> **What to work on**:
Please repeat every entry that follows, keeping each one exactly the same.
#####
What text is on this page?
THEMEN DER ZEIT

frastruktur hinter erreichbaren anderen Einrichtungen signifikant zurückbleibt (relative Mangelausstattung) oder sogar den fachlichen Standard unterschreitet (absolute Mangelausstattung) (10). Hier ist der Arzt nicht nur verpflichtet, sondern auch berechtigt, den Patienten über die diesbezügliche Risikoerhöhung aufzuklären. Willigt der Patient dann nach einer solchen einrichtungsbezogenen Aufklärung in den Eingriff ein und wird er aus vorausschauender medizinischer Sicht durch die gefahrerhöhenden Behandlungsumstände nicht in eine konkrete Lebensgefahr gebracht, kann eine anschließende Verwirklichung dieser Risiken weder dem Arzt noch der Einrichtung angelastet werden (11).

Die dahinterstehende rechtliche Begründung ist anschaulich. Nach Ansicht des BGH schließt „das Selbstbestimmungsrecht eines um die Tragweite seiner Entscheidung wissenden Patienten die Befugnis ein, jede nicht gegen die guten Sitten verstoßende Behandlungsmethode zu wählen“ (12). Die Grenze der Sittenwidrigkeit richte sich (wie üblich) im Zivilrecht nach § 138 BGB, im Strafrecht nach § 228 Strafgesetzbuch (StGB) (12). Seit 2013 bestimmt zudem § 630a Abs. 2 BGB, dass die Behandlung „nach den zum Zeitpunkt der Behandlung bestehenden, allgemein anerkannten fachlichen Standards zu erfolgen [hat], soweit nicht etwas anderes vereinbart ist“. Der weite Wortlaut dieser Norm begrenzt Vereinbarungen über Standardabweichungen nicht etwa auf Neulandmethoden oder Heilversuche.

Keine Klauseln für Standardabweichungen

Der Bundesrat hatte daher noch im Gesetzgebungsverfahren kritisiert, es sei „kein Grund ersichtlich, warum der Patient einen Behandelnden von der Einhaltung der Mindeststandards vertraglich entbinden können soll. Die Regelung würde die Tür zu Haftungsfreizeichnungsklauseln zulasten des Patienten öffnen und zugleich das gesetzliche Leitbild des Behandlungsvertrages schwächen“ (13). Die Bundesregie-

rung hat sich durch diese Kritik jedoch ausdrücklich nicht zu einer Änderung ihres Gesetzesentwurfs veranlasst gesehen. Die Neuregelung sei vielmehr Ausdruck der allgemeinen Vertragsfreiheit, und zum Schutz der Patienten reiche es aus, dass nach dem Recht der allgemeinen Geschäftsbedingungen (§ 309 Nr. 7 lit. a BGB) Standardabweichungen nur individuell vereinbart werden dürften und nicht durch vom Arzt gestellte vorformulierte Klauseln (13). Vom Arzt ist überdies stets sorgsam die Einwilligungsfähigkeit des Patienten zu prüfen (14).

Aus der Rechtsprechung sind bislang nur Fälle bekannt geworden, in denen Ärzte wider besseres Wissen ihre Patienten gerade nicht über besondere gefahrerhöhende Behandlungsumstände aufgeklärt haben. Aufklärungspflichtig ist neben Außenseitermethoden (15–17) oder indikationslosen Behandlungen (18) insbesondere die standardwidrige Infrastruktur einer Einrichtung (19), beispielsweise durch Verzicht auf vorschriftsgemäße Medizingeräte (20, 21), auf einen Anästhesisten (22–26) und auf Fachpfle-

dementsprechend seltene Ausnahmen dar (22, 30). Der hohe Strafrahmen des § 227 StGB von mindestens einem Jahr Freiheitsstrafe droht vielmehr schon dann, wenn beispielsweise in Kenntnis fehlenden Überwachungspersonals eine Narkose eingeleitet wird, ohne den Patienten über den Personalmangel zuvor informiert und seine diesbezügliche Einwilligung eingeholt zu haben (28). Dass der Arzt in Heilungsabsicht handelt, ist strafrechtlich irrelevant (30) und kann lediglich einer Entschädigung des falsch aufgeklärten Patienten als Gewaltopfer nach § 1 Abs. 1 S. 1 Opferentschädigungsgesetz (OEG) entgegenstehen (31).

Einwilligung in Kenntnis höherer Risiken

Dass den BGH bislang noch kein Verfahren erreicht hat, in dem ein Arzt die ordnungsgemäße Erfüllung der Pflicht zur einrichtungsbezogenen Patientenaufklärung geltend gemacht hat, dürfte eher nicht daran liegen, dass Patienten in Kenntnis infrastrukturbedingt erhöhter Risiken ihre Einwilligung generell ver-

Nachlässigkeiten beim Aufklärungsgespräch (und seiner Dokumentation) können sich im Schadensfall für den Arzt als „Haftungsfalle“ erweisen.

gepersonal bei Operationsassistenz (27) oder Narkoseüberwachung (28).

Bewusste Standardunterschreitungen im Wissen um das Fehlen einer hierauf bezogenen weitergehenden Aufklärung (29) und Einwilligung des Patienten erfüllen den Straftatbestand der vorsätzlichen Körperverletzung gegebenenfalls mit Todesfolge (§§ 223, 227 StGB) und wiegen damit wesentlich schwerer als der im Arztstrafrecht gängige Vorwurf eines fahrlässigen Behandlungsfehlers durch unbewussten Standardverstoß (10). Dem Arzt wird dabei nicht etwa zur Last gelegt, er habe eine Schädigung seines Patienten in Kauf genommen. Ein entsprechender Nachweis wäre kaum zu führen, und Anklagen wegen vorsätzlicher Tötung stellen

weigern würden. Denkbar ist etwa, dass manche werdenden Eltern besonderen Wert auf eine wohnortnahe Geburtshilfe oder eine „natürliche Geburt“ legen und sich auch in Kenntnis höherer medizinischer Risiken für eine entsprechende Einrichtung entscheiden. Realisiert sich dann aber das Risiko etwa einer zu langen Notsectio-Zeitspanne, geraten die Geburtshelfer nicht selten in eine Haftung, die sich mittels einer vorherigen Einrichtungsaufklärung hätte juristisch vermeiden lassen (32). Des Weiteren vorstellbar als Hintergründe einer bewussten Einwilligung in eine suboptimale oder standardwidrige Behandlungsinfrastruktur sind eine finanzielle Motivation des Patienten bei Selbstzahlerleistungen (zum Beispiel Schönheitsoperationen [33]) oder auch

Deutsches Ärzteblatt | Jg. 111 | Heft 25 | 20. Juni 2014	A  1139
#####
> **Problem solution**:
What text is on this page?
THEMEN DER ZEIT

frastruktur hinter erreichbaren anderen Einrichtungen signifikant zurückbleibt (relative Mangelausstattung) oder sogar den fachlichen Standard unterschreitet (absolute Mangelausstattung) (10). Hier ist der Arzt nicht nur verpflichtet, sondern auch berechtigt, den Patienten über die diesbezügliche Risikoerhöhung aufzuklären. Willigt der Patient dann nach einer solchen einrichtungsbezogenen Aufklärung in den Eingriff ein und wird er aus vorausschauender medizinischer Sicht durch die gefahrerhöhenden Behandlungsumstände nicht in eine konkrete Lebensgefahr gebracht, kann eine anschließende Verwirklichung dieser Risiken weder dem Arzt noch der Einrichtung angelastet werden (11).

Die dahinterstehende rechtliche Begründung ist anschaulich. Nach Ansicht des BGH schließt „das Selbstbestimmungsrecht eines um die Tragweite seiner Entscheidung wissenden Patienten die Befugnis ein, jede nicht gegen die guten Sitten verstoßende Behandlungsmethode zu wählen“ (12). Die Grenze der Sittenwidrigkeit richte sich (wie üblich) im Zivilrecht nach § 138 BGB, im Strafrecht nach § 228 Strafgesetzbuch (StGB) (12). Seit 2013 bestimmt zudem § 630a Abs. 2 BGB, dass die Behandlung „nach den zum Zeitpunkt der Behandlung bestehenden, allgemein anerkannten fachlichen Standards zu erfolgen [hat], soweit nicht etwas anderes vereinbart ist“. Der weite Wortlaut dieser Norm begrenzt Vereinbarungen über Standardabweichungen nicht etwa auf Neulandmethoden oder Heilversuche.

Keine Klauseln für Standardabweichungen

Der Bundesrat hatte daher noch im Gesetzgebungsverfahren kritisiert, es sei „kein Grund ersichtlich, warum der Patient einen Behandelnden von der Einhaltung der Mindeststandards vertraglich entbinden können soll. Die Regelung würde die Tür zu Haftungsfreizeichnungsklauseln zulasten des Patienten öffnen und zugleich das gesetzliche Leitbild des Behandlungsvertrages schwächen“ (13). Die Bundesregie-

rung hat sich durch diese Kritik jedoch ausdrücklich nicht zu einer Änderung ihres Gesetzesentwurfs veranlasst gesehen. Die Neuregelung sei vielmehr Ausdruck der allgemeinen Vertragsfreiheit, und zum Schutz der Patienten reiche es aus, dass nach dem Recht der allgemeinen Geschäftsbedingungen (§ 309 Nr. 7 lit. a BGB) Standardabweichungen nur individuell vereinbart werden dürften und nicht durch vom Arzt gestellte vorformulierte Klauseln (13). Vom Arzt ist überdies stets sorgsam die Einwilligungsfähigkeit des Patienten zu prüfen (14).

Aus der Rechtsprechung sind bislang nur Fälle bekannt geworden, in denen Ärzte wider besseres Wissen ihre Patienten gerade nicht über besondere gefahrerhöhende Behandlungsumstände aufgeklärt haben. Aufklärungspflichtig ist neben Außenseitermethoden (15–17) oder indikationslosen Behandlungen (18) insbesondere die standardwidrige Infrastruktur einer Einrichtung (19), beispielsweise durch Verzicht auf vorschriftsgemäße Medizingeräte (20, 21), auf einen Anästhesisten (22–26) und auf Fachpfle-

dementsprechend seltene Ausnahmen dar (22, 30). Der hohe Strafrahmen des § 227 StGB von mindestens einem Jahr Freiheitsstrafe droht vielmehr schon dann, wenn beispielsweise in Kenntnis fehlenden Überwachungspersonals eine Narkose eingeleitet wird, ohne den Patienten über den Personalmangel zuvor informiert und seine diesbezügliche Einwilligung eingeholt zu haben (28). Dass der Arzt in Heilungsabsicht handelt, ist strafrechtlich irrelevant (30) und kann lediglich einer Entschädigung des falsch aufgeklärten Patienten als Gewaltopfer nach § 1 Abs. 1 S. 1 Opferentschädigungsgesetz (OEG) entgegenstehen (31).

Einwilligung in Kenntnis höherer Risiken

Dass den BGH bislang noch kein Verfahren erreicht hat, in dem ein Arzt die ordnungsgemäße Erfüllung der Pflicht zur einrichtungsbezogenen Patientenaufklärung geltend gemacht hat, dürfte eher nicht daran liegen, dass Patienten in Kenntnis infrastrukturbedingt erhöhter Risiken ihre Einwilligung generell ver-

Nachlässigkeiten beim Aufklärungsgespräch (und seiner Dokumentation) können sich im Schadensfall für den Arzt als „Haftungsfalle“ erweisen.

gepersonal bei Operationsassistenz (27) oder Narkoseüberwachung (28).

Bewusste Standardunterschreitungen im Wissen um das Fehlen einer hierauf bezogenen weitergehenden Aufklärung (29) und Einwilligung des Patienten erfüllen den Straftatbestand der vorsätzlichen Körperverletzung gegebenenfalls mit Todesfolge (§§ 223, 227 StGB) und wiegen damit wesentlich schwerer als der im Arztstrafrecht gängige Vorwurf eines fahrlässigen Behandlungsfehlers durch unbewussten Standardverstoß (10). Dem Arzt wird dabei nicht etwa zur Last gelegt, er habe eine Schädigung seines Patienten in Kauf genommen. Ein entsprechender Nachweis wäre kaum zu führen, und Anklagen wegen vorsätzlicher Tötung stellen

weigern würden. Denkbar ist etwa, dass manche werdenden Eltern besonderen Wert auf eine wohnortnahe Geburtshilfe oder eine „natürliche Geburt“ legen und sich auch in Kenntnis höherer medizinischer Risiken für eine entsprechende Einrichtung entscheiden. Realisiert sich dann aber das Risiko etwa einer zu langen Notsectio-Zeitspanne, geraten die Geburtshelfer nicht selten in eine Haftung, die sich mittels einer vorherigen Einrichtungsaufklärung hätte juristisch vermeiden lassen (32). Des Weiteren vorstellbar als Hintergründe einer bewussten Einwilligung in eine suboptimale oder standardwidrige Behandlungsinfrastruktur sind eine finanzielle Motivation des Patienten bei Selbstzahlerleistungen (zum Beispiel Schönheitsoperationen [33]) oder auch

Deutsches Ärzteblatt | Jg. 111 | Heft 25 | 20. Juni 2014	A  1139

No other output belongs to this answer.